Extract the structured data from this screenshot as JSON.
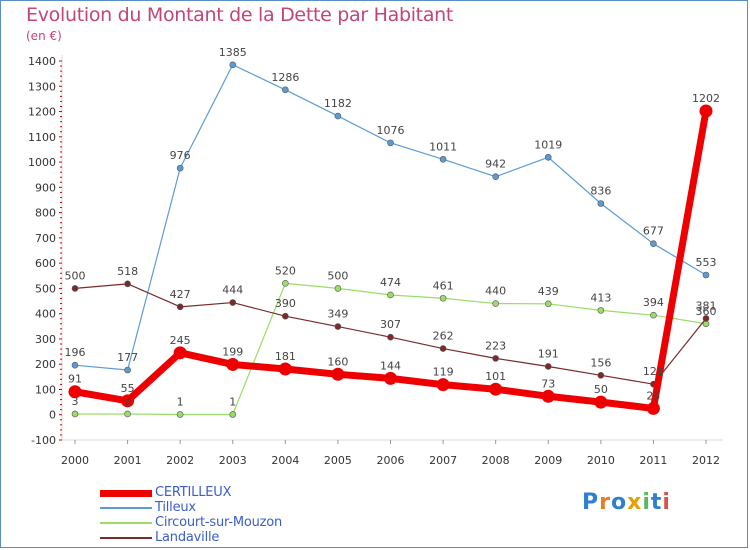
{
  "chart_data": {
    "type": "line",
    "title": "Evolution du Montant de la Dette par Habitant",
    "subtitle": "(en €)",
    "categories": [
      "2000",
      "2001",
      "2002",
      "2003",
      "2004",
      "2005",
      "2006",
      "2007",
      "2008",
      "2009",
      "2010",
      "2011",
      "2012"
    ],
    "ylim": [
      -100,
      1400
    ],
    "yticks": [
      -100,
      0,
      100,
      200,
      300,
      400,
      500,
      600,
      700,
      800,
      900,
      1000,
      1100,
      1200,
      1300,
      1400
    ],
    "grid": false,
    "legend_position": "bottom-left",
    "series": [
      {
        "name": "CERTILLEUX",
        "color": "#ee0000",
        "values": [
          91,
          55,
          245,
          199,
          181,
          160,
          144,
          119,
          101,
          73,
          50,
          25,
          1202
        ]
      },
      {
        "name": "Tilleux",
        "color": "#5b9bd5",
        "values": [
          196,
          177,
          976,
          1385,
          1286,
          1182,
          1076,
          1011,
          942,
          1019,
          836,
          677,
          553
        ]
      },
      {
        "name": "Circourt-sur-Mouzon",
        "color": "#99dd66",
        "values": [
          3,
          3,
          1,
          1,
          520,
          500,
          474,
          461,
          440,
          439,
          413,
          394,
          360
        ]
      },
      {
        "name": "Landaville",
        "color": "#7a2a2a",
        "values": [
          500,
          518,
          427,
          444,
          390,
          349,
          307,
          262,
          223,
          191,
          156,
          121,
          381
        ]
      }
    ]
  },
  "logo": {
    "text": "Proxiti",
    "letters": [
      "P",
      "r",
      "o",
      "x",
      "i",
      "t",
      "i"
    ],
    "colors": [
      "#2f7fd0",
      "#e67e22",
      "#2f7fd0",
      "#e8a000",
      "#5cb85c",
      "#2f7fd0",
      "#d9534f"
    ]
  }
}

================================

TASK TO CARRY OUT »
Your task is to report how many lines of the material include the string "name". Give the number and no other words.

ANSWER FOR THIS EXERCISE »
4